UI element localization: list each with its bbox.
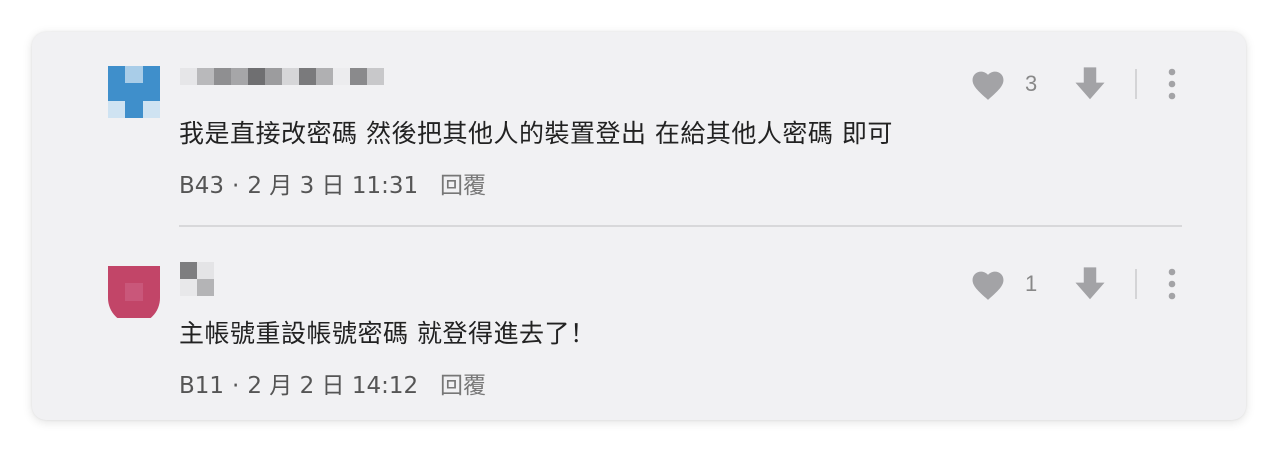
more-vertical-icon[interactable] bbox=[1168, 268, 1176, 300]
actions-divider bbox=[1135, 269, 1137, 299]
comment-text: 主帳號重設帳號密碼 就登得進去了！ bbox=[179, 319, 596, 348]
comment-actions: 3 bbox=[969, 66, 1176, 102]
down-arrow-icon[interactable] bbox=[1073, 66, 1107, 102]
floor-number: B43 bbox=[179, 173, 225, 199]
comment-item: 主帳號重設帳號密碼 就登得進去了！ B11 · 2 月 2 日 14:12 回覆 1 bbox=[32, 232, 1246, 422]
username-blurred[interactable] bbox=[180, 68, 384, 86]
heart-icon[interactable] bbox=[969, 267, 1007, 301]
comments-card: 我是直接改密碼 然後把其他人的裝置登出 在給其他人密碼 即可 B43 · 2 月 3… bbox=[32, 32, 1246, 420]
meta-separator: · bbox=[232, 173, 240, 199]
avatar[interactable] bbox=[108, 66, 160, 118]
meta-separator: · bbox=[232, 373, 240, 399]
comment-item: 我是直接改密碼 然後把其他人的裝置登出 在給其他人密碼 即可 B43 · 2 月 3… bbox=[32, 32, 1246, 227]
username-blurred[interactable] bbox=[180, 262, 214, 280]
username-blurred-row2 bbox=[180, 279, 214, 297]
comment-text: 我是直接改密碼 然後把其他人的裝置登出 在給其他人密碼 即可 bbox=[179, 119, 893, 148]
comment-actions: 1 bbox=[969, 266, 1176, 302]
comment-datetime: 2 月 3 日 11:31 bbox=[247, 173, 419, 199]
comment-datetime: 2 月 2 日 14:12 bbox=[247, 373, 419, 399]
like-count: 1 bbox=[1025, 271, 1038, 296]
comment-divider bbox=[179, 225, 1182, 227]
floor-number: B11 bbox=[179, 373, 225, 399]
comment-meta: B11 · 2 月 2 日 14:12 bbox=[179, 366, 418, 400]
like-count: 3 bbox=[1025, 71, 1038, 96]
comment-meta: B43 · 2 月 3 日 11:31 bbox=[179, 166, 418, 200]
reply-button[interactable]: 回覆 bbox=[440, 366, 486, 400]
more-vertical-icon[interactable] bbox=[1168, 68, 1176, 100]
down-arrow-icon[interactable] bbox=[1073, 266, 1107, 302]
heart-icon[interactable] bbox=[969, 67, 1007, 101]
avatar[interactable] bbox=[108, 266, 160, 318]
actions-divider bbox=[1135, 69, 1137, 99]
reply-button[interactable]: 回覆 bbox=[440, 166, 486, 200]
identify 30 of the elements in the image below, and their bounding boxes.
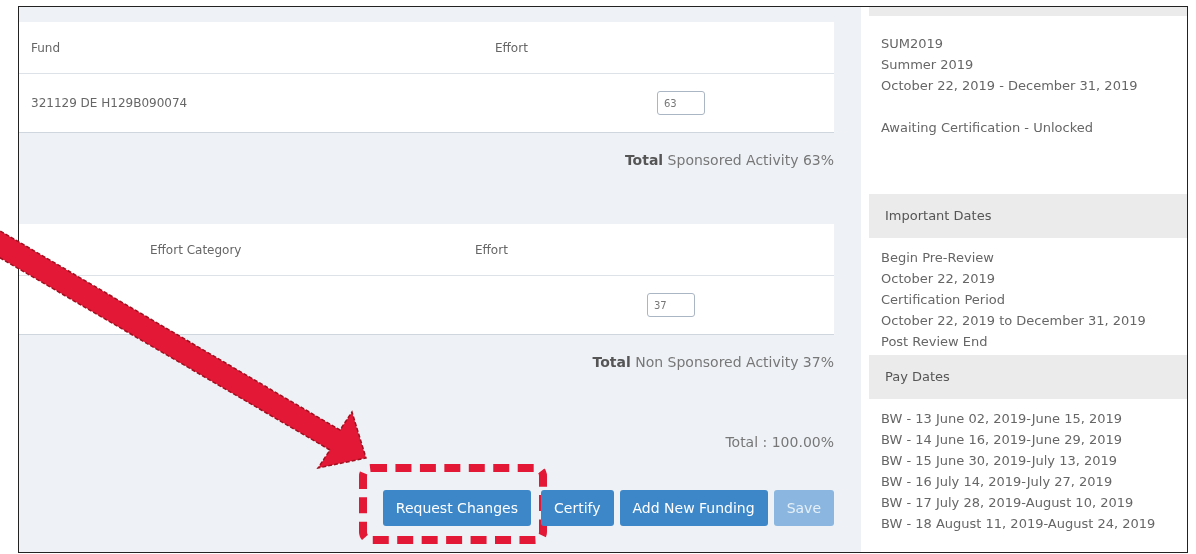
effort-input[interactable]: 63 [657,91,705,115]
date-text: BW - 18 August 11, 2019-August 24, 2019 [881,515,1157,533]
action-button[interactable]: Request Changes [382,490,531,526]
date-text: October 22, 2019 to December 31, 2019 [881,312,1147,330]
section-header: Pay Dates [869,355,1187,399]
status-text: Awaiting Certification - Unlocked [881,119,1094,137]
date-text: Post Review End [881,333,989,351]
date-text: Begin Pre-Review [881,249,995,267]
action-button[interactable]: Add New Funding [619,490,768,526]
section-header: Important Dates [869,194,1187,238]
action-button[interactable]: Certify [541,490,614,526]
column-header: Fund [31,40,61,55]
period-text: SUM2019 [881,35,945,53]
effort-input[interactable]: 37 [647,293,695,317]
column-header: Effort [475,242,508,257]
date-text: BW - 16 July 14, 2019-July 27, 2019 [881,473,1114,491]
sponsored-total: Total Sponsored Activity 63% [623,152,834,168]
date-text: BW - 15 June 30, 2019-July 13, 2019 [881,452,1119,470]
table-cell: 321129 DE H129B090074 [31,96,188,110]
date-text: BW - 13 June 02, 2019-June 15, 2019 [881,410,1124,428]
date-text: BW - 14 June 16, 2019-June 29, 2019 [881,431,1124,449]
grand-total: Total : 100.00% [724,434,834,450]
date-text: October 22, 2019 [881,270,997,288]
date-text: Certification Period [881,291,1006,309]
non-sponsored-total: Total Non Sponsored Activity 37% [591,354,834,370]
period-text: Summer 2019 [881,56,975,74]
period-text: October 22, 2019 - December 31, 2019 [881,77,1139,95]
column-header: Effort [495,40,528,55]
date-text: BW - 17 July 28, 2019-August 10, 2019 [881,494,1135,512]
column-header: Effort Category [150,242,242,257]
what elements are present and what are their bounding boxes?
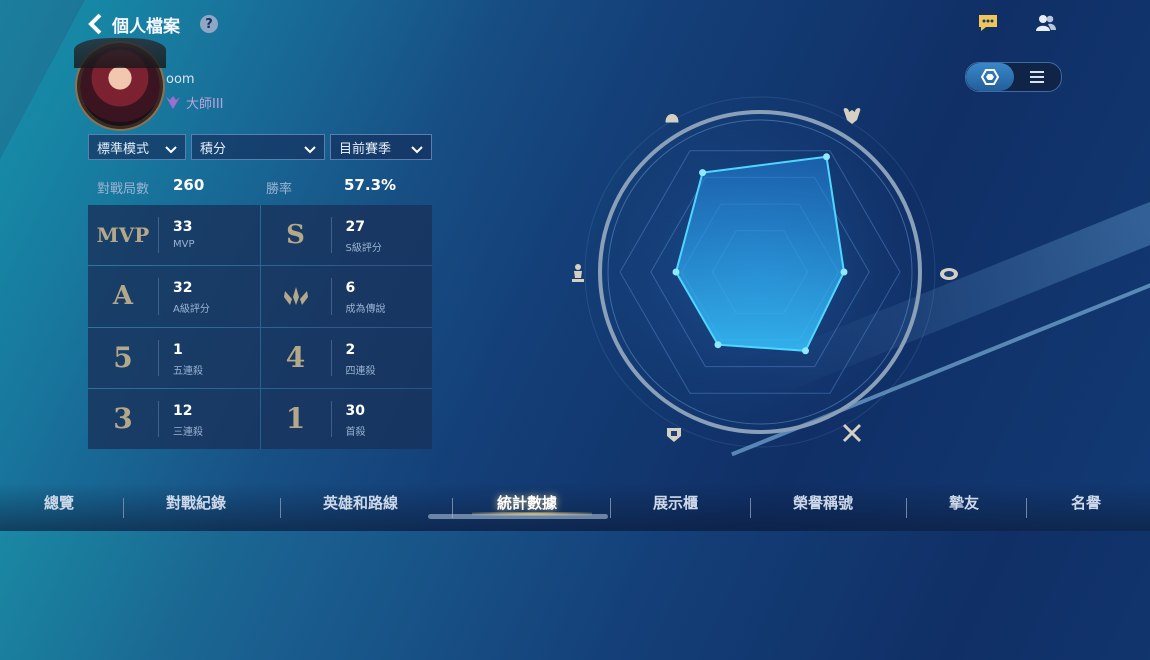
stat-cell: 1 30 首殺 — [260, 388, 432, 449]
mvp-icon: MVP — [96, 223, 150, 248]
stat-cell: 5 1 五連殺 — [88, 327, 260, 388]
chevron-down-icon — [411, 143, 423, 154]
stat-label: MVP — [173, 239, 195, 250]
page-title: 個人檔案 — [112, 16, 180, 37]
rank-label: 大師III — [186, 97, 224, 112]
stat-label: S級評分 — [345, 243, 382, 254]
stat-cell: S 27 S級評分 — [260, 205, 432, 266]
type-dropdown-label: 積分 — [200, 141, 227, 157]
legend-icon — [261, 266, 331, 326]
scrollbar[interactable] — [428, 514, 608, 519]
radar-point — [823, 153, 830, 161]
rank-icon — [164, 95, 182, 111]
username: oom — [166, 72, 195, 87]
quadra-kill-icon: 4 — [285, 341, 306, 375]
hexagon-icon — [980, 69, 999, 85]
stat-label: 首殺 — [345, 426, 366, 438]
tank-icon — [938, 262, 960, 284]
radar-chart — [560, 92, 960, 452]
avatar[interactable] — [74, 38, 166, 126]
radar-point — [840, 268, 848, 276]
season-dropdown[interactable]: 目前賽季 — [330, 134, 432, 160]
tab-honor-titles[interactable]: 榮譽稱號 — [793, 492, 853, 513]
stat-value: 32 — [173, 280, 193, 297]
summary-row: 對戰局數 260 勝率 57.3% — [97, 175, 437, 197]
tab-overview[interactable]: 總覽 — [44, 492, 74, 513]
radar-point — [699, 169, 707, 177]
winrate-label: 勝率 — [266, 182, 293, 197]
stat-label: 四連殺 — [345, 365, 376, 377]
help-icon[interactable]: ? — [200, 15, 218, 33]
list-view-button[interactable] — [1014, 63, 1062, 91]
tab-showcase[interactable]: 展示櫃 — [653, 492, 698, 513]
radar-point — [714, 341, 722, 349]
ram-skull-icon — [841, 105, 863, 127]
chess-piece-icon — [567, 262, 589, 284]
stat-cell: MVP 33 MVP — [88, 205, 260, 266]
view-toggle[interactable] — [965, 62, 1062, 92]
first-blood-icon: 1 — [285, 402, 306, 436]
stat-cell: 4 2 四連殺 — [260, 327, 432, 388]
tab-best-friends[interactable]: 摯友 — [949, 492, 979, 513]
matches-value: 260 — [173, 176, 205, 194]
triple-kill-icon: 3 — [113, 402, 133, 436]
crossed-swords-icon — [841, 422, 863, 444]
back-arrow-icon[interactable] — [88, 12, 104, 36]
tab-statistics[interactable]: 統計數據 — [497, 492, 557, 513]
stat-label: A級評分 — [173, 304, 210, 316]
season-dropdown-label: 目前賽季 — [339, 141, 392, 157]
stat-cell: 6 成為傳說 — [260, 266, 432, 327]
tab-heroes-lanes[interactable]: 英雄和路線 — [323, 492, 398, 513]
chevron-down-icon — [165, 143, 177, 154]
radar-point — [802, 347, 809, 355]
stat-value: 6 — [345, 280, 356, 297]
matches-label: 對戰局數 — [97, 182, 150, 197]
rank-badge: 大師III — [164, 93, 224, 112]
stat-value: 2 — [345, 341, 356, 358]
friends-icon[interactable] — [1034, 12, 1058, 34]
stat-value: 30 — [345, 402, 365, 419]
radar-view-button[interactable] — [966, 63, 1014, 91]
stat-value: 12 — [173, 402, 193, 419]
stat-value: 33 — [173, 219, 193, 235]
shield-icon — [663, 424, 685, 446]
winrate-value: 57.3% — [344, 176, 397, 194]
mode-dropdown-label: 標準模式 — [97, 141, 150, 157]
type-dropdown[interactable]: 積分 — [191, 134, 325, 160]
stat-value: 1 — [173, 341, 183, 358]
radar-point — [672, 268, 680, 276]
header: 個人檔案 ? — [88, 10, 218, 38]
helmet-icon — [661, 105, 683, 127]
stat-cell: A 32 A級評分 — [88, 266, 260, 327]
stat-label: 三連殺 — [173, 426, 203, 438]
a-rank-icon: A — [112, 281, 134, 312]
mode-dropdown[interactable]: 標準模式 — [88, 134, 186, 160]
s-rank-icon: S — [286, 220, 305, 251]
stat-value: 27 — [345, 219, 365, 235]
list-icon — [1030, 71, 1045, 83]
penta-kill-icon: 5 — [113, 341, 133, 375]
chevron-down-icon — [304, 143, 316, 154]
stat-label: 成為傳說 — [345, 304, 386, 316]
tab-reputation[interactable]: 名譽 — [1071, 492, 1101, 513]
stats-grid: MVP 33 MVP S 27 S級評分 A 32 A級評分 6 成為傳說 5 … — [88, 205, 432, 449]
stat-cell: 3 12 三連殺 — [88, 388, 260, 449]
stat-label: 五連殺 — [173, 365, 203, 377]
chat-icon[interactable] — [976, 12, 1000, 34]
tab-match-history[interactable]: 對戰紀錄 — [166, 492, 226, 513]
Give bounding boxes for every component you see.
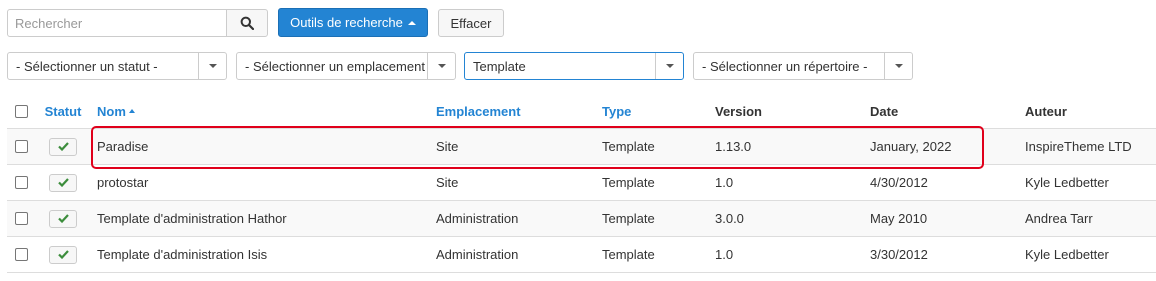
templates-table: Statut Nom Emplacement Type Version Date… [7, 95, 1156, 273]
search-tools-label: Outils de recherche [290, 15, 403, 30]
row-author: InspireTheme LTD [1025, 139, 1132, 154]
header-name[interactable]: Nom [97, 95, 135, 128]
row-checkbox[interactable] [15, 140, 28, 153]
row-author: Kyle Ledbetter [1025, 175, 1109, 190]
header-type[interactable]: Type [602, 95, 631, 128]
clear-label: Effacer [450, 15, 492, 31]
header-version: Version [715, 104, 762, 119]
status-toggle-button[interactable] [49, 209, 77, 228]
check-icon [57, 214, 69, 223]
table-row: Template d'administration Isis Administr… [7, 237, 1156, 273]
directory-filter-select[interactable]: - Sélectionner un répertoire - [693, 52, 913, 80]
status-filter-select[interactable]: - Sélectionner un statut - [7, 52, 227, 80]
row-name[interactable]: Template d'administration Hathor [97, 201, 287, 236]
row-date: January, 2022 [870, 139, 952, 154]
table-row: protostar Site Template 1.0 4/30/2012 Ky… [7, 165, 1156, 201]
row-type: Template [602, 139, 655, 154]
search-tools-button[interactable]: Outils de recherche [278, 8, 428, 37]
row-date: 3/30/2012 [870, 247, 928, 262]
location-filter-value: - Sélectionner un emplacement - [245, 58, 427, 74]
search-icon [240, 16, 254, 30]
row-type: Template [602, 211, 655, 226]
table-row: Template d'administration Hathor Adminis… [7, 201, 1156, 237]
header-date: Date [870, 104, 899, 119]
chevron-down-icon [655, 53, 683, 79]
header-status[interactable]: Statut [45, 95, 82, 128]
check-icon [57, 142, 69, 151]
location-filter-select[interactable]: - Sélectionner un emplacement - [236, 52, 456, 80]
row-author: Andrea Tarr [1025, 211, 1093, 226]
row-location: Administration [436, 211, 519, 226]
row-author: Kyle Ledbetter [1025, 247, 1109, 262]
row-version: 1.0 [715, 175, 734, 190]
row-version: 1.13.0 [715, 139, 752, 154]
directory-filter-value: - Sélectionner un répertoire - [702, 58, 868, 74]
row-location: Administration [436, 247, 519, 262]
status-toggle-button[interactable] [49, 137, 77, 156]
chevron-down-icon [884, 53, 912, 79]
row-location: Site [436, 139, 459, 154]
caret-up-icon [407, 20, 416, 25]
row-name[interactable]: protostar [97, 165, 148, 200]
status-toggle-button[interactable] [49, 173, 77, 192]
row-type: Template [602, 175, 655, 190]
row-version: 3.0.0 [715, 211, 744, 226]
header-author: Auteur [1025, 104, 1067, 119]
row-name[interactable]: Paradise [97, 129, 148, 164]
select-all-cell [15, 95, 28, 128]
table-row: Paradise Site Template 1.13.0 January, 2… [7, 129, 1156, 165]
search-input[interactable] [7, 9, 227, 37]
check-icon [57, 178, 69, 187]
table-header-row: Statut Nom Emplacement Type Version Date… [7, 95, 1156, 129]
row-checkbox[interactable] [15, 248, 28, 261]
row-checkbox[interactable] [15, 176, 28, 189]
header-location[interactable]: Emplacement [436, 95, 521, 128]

EXERCISE OBJECTIVE: Render the lines from the line with "effort-input[interactable]: 63 [657,91,705,115]" up to and including the line with "date-text: BW - 15" as a Markdown table with the columns Number and Text, numbering each line in order and leaving out any blank lines.

REPLY:
| Number | Text |
|---|---|
| 1 | effort-input[interactable]: 63 [657,91,705,115] |
| 2 | date-text: BW - 18 August 11, 2019-August 24, 2019 [881,515,1157,533] |
| 3 | action-button[interactable]: Request Changes [382,490,531,526] |
| 4 | date-text: October 22, 2019 to December 31, 2019 [881,312,1147,330] |
| 5 | section-header: Pay Dates [869,355,1187,399] |
| 6 | status-text: Awaiting Certification - Unlocked [881,119,1094,137] |
| 7 | date-text: Post Review End [881,333,989,351] |
| 8 | date-text: Begin Pre-Review [881,249,995,267] |
| 9 | action-button[interactable]: Add New Funding [619,490,768,526] |
| 10 | section-header: Important Dates [869,194,1187,238] |
| 11 | action-button[interactable]: Certify [541,490,614,526] |
| 12 | column-header: Fund [31,40,61,55] |
| 13 | period-text: SUM2019 [881,35,945,53] |
| 14 | effort-input[interactable]: 37 [647,293,695,317] |
| 15 | column-header: Effort [475,242,508,257] |
| 16 | date-text: BW - 16 July 14, 2019-July 27, 2019 [881,473,1114,491] |
| 17 | sponsored-total: Total Sponsored Activity 63% [623,152,834,168] |
| 18 | date-text: BW - 15 June 30, 2019-July 13, 2019 [881,452,1119,470] |